Data entries

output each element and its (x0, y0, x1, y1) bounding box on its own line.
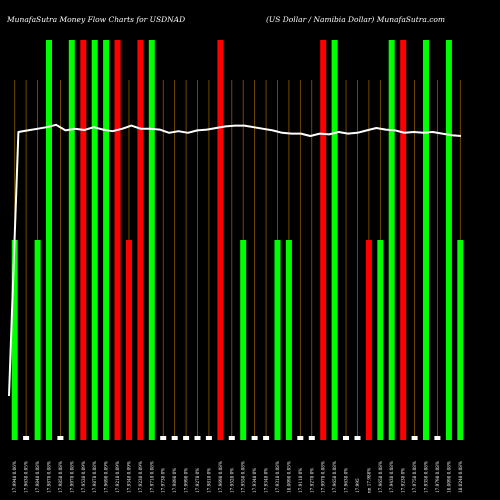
money-flow-bar (343, 436, 349, 440)
money-flow-bar (57, 436, 64, 440)
x-tick-label: 17.9858 0.08% (58, 461, 63, 493)
x-tick-label: 17.9848 0.08% (35, 461, 40, 493)
money-flow-bar (445, 40, 452, 440)
x-tick-label: 17.9558 0.08% (241, 461, 246, 493)
money-flow-bar (114, 40, 121, 440)
x-tick-label: 17.9948 0.06% (12, 461, 17, 493)
x-tick-label: 17.9538 0.09% (81, 461, 86, 493)
money-flow-bar (388, 40, 395, 440)
x-tick-label: 17.9878 0.08% (92, 461, 97, 493)
money-flow-bar (320, 40, 327, 440)
money-flow-bar (285, 240, 292, 440)
chart-title-right: (US Dollar / Namibia Dollar) MunafaSutra… (266, 15, 445, 24)
money-flow-bar (331, 40, 338, 440)
money-flow-bar (126, 240, 132, 440)
x-tick-label: 17.9348 0.09% (127, 461, 132, 493)
chart-title-left: MunafaSutra Money Flow Charts for USDNAD (6, 15, 185, 24)
money-flow-bar (46, 40, 52, 440)
x-tick-label: 17.9718 0.08% (149, 461, 154, 493)
money-flow-bar (68, 40, 75, 440)
money-flow-bar (434, 436, 441, 440)
x-tick-labels: 17.9948 0.06% 17.9638 0.05% 17.9848 0.08% 1… (12, 461, 463, 493)
money-flow-bar (171, 436, 178, 440)
x-tick-label: 17.9898 0% (172, 468, 177, 493)
money-flow-bar (34, 240, 41, 440)
money-flow-bar (240, 240, 247, 440)
x-tick-label: 17.9818 0% (206, 468, 211, 493)
x-tick-label: 18.0248 0.08% (458, 461, 463, 493)
x-tick-label: 17.9528 0% (229, 468, 234, 493)
money-flow-bar (423, 40, 429, 440)
x-tick-label: 17.9798 0.08% (435, 461, 440, 493)
x-tick-label: 17.9348 0% (264, 468, 269, 493)
x-tick-label: 17.9318 0.08% (275, 461, 280, 493)
x-tick-label: 17.9118 0% (298, 468, 303, 493)
x-tick-label: 17.995 (355, 478, 360, 493)
x-tick-label: 17.9738 0% (161, 468, 166, 493)
money-flow-bar (263, 436, 270, 440)
x-tick-label: 17.9218 0.09% (115, 461, 120, 493)
x-tick-label: nn 17.988% (366, 468, 371, 493)
x-tick-label: 17.9358 0.08% (424, 461, 429, 493)
x-tick-label: 17.9638 0.05% (24, 461, 29, 493)
money-flow-bar (308, 436, 315, 440)
x-tick-label: 18.0098 0.05% (286, 461, 291, 493)
x-tick-label: 17.9658 0.08% (378, 461, 383, 493)
x-tick-label: 17.9348 0% (252, 468, 257, 493)
money-flow-bar (400, 40, 407, 440)
money-flow-bar (194, 436, 201, 440)
x-tick-label: 17.9978 0.08% (69, 461, 74, 493)
x-tick-label: 17.9238 0% (401, 468, 406, 493)
money-flow-bar (103, 40, 110, 440)
x-tick-label: 17.9698 0.09% (104, 461, 109, 493)
x-tick-label: 17.9698 0.08% (218, 461, 223, 493)
x-tick-label: 17.9758 0.08% (412, 461, 417, 493)
money-flow-bar (228, 436, 235, 440)
money-flow-bar (274, 240, 281, 440)
money-flow-bar (23, 436, 30, 440)
money-flow-line (8, 123, 462, 397)
money-flow-bar (137, 40, 144, 440)
x-tick-label: 17.9278 0% (195, 468, 200, 493)
x-tick-label: 17.9238 0.09% (138, 461, 143, 493)
x-tick-label: 17.9998 0% (184, 468, 189, 493)
money-flow-bar (377, 240, 384, 440)
money-flow-bar (205, 436, 212, 440)
x-tick-label: 17.9978 0.08% (321, 461, 326, 493)
x-tick-label: 17.9878 0.08% (47, 461, 52, 493)
bar-series (11, 40, 464, 440)
x-tick-label: 17.9278 0% (309, 468, 314, 493)
money-flow-bar (457, 240, 464, 440)
money-flow-bar (183, 436, 190, 440)
money-flow-bar (411, 436, 418, 440)
money-flow-bar (354, 436, 361, 440)
money-flow-bar (11, 240, 18, 440)
x-tick-label: 17.9438 0.08% (389, 461, 394, 493)
money-flow-bar (80, 40, 87, 440)
x-tick-label: 17.9658 0.08% (332, 461, 337, 493)
money-flow-bar (297, 436, 304, 440)
x-tick-label: 18.0098 0.08% (446, 461, 451, 493)
money-flow-bar (160, 436, 167, 440)
money-flow-bar (91, 40, 98, 440)
money-flow-bar (365, 240, 372, 440)
money-flow-bar (148, 40, 155, 440)
money-flow-bar (251, 436, 258, 440)
money-flow-bar (217, 40, 224, 440)
x-tick-label: 17.9638 0% (344, 468, 349, 493)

● Given problem
Output the lines of the entries above as a JSON list of strings, one string per line, with blank lines omitted. Begin at the line that contains "money-flow-bar (343, 436, 349, 440)" and stop after the line that contains "money-flow-bar (126, 240, 132, 440)".

● Written response
[
  "money-flow-bar (343, 436, 349, 440)",
  "money-flow-bar (57, 436, 64, 440)",
  "x-tick-label: 17.9858 0.08% (58, 461, 63, 493)",
  "x-tick-label: 17.9848 0.08% (35, 461, 40, 493)",
  "money-flow-bar (445, 40, 452, 440)",
  "x-tick-label: 17.9558 0.08% (241, 461, 246, 493)",
  "money-flow-bar (114, 40, 121, 440)",
  "x-tick-label: 17.9948 0.06% (12, 461, 17, 493)",
  "x-tick-label: 17.9538 0.09% (81, 461, 86, 493)",
  "money-flow-bar (388, 40, 395, 440)",
  "x-tick-label: 17.9878 0.08% (92, 461, 97, 493)",
  "money-flow-bar (320, 40, 327, 440)",
  "money-flow-bar (285, 240, 292, 440)",
  "chart-title-right: (US Dollar / Namibia Dollar) MunafaSutra… (266, 15, 445, 24)",
  "money-flow-bar (331, 40, 338, 440)",
  "money-flow-bar (126, 240, 132, 440)"
]